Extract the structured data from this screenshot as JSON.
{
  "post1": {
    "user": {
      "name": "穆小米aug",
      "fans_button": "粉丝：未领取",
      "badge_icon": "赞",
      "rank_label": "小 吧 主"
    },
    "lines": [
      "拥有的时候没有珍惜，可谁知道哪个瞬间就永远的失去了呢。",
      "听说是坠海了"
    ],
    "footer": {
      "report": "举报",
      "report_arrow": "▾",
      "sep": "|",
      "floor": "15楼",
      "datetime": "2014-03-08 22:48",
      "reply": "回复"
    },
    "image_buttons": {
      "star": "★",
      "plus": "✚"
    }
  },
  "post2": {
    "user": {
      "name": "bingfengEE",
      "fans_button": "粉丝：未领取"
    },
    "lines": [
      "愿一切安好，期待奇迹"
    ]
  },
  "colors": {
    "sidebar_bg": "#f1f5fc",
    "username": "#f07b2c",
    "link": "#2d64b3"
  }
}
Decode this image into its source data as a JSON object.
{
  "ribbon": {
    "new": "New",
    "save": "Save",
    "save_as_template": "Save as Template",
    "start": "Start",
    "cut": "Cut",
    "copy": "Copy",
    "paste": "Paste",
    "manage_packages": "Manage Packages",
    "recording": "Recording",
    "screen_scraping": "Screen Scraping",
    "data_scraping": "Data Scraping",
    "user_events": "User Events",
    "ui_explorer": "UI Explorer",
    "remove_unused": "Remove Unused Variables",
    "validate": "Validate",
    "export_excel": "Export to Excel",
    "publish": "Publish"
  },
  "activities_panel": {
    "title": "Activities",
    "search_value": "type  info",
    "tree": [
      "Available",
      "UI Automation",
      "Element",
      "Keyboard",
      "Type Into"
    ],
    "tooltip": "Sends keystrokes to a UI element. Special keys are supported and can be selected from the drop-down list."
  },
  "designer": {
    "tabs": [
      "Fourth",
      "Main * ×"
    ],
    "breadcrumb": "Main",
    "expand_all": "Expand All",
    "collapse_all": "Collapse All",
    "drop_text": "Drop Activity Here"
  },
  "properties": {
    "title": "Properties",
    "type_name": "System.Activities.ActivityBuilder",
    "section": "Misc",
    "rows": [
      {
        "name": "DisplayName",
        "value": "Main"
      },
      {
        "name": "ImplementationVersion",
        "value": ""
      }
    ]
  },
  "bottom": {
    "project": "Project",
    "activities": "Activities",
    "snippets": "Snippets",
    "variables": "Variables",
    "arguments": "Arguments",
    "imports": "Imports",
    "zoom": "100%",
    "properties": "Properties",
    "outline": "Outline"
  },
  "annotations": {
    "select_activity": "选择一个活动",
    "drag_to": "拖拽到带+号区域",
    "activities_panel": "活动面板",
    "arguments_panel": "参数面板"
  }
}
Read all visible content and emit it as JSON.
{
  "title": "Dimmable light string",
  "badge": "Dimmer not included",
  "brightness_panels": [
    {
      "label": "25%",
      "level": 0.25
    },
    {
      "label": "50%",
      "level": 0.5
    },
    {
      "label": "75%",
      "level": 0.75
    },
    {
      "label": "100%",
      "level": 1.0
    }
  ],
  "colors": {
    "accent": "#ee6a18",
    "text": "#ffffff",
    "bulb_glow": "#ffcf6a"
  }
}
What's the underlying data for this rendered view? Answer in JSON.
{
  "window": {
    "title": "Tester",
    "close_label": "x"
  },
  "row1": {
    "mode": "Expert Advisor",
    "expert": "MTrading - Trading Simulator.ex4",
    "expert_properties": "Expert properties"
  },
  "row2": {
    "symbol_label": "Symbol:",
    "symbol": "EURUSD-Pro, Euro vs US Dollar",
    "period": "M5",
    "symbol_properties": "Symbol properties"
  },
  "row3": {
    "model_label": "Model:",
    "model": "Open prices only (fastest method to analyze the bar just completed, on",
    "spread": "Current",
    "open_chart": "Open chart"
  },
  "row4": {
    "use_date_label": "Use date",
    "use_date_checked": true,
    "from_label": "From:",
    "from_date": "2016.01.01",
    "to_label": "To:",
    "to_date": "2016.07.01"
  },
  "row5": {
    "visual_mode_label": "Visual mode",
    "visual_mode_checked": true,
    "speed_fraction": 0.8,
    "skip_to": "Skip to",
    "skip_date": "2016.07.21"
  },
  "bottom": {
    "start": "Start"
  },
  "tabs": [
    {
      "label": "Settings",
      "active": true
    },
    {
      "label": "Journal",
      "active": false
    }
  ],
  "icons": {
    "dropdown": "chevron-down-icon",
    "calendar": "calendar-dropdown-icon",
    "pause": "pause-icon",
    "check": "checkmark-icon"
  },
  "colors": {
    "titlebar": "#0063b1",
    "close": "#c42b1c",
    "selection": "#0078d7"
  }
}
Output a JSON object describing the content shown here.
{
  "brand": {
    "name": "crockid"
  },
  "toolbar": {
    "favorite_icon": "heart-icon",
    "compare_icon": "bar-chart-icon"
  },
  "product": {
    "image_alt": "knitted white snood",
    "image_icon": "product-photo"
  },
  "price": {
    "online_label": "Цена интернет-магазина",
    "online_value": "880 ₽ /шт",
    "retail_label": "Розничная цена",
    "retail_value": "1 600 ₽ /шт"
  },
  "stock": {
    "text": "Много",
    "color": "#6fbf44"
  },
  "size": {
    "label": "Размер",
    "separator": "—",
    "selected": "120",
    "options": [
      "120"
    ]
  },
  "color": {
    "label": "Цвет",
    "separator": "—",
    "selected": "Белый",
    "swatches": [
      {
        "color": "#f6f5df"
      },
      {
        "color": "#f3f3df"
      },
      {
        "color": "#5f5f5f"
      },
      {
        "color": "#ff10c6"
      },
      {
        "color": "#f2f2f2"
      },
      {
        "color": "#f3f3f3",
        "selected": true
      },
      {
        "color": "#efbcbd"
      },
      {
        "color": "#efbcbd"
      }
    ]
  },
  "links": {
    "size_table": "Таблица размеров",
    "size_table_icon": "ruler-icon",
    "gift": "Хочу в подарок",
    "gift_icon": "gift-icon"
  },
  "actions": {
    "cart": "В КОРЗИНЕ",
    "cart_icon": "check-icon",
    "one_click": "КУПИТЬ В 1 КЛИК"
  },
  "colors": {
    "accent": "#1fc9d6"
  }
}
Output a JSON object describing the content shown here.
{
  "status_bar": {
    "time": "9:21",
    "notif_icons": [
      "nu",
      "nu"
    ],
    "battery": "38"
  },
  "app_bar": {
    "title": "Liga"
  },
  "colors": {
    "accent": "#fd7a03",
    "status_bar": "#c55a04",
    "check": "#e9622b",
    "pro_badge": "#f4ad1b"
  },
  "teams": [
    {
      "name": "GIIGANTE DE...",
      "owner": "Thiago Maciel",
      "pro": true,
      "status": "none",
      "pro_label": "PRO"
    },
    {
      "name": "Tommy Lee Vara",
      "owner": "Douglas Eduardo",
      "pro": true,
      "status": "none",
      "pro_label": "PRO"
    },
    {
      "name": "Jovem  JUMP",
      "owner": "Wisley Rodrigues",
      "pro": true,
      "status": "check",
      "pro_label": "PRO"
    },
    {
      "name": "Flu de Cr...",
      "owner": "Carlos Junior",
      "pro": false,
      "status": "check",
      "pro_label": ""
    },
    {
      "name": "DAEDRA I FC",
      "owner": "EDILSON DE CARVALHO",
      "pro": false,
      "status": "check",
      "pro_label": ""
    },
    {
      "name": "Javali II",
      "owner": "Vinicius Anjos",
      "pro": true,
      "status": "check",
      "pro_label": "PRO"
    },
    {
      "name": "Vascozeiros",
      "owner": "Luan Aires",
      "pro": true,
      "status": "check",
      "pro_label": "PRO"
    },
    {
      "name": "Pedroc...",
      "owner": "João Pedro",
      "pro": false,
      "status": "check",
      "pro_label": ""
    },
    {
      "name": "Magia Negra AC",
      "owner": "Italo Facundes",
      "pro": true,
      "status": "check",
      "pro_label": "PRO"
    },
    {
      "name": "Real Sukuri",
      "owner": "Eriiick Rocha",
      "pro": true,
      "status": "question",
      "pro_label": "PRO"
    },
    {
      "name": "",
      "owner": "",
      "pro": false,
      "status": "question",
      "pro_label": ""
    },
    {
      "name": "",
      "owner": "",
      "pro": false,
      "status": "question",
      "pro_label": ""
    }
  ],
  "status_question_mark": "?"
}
******************************
### WHAT YOU WILL DO
Locate the word "Scraping" in the entries, and copy every line where it is found.

### EXPECTED ANSWER
    "screen_scraping": "Screen Scraping",
    "data_scraping": "Data Scraping",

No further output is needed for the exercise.